Work to complete: Copy out all the lines where "JSON" shows up.

Provided entries:
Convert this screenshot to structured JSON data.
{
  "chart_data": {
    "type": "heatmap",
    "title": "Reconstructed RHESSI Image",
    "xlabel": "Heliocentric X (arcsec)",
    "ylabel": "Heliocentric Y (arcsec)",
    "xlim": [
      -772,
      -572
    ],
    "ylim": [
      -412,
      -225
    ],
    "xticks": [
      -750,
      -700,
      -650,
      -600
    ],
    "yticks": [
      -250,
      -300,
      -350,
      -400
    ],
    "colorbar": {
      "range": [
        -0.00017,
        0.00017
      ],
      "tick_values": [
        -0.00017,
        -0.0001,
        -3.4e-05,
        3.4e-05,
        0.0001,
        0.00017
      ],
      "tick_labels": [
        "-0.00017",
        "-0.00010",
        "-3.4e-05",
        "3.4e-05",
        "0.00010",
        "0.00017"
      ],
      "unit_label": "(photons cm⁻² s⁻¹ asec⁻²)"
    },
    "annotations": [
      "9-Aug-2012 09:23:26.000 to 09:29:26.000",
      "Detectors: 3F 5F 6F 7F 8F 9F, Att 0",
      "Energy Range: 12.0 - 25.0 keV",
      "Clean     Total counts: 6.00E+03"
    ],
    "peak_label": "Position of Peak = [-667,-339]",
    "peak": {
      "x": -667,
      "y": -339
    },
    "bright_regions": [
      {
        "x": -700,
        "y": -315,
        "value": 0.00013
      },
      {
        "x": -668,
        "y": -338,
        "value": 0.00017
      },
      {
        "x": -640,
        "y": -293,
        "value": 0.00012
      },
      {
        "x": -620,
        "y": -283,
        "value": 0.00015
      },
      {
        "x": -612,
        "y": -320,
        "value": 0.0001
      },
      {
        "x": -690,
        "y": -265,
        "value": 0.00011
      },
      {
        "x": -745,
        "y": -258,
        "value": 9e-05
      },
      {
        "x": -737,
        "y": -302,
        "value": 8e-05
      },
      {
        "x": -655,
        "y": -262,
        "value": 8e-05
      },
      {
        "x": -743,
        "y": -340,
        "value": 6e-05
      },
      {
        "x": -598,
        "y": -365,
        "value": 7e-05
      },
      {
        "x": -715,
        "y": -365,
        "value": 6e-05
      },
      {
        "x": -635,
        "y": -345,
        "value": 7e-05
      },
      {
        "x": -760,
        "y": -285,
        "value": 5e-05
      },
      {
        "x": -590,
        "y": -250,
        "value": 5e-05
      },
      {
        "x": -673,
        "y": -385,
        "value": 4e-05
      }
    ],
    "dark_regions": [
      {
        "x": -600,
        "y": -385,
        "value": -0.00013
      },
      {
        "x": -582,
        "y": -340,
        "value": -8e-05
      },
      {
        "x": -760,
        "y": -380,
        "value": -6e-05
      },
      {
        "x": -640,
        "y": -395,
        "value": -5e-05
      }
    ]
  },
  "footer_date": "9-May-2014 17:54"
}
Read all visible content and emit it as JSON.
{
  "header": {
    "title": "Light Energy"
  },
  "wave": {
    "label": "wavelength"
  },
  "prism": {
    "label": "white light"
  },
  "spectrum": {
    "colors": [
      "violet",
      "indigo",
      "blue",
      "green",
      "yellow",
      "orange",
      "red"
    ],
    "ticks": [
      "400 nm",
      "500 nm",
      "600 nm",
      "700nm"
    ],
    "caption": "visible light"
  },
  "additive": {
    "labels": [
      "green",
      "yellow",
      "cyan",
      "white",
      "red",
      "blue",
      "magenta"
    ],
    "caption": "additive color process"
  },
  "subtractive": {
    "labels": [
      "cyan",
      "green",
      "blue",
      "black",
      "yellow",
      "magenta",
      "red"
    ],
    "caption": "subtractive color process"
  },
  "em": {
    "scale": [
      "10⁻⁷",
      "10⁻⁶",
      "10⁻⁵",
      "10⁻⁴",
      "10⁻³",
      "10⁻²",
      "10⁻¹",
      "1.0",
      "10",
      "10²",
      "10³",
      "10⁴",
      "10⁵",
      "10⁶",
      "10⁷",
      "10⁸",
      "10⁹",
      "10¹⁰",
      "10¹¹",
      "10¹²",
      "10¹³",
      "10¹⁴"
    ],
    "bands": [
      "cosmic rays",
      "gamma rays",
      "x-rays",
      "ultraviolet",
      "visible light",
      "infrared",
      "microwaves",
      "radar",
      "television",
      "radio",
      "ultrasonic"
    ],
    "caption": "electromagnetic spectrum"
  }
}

Answer for this exercise:
Convert this screenshot to structured JSON data.
Read all visible content and emit it as JSON.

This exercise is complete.